What you need to do:
Each line that holds the word "Badanie" counts once; give the total for the records below and nothing else.

Dataset records:
##########

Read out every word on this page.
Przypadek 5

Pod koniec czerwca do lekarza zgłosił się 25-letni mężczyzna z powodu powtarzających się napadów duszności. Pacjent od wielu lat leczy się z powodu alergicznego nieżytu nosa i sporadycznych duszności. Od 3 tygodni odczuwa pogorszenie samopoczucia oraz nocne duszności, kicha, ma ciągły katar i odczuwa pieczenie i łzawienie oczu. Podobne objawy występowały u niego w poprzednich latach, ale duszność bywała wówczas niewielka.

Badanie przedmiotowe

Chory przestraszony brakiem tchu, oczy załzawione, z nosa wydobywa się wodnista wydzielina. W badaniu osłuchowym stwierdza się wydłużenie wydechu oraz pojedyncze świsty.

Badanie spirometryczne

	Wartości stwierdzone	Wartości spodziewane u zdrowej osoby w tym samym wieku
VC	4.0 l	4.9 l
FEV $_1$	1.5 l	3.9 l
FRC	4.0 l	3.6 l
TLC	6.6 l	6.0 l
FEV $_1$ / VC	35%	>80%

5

##########

Written reply:
2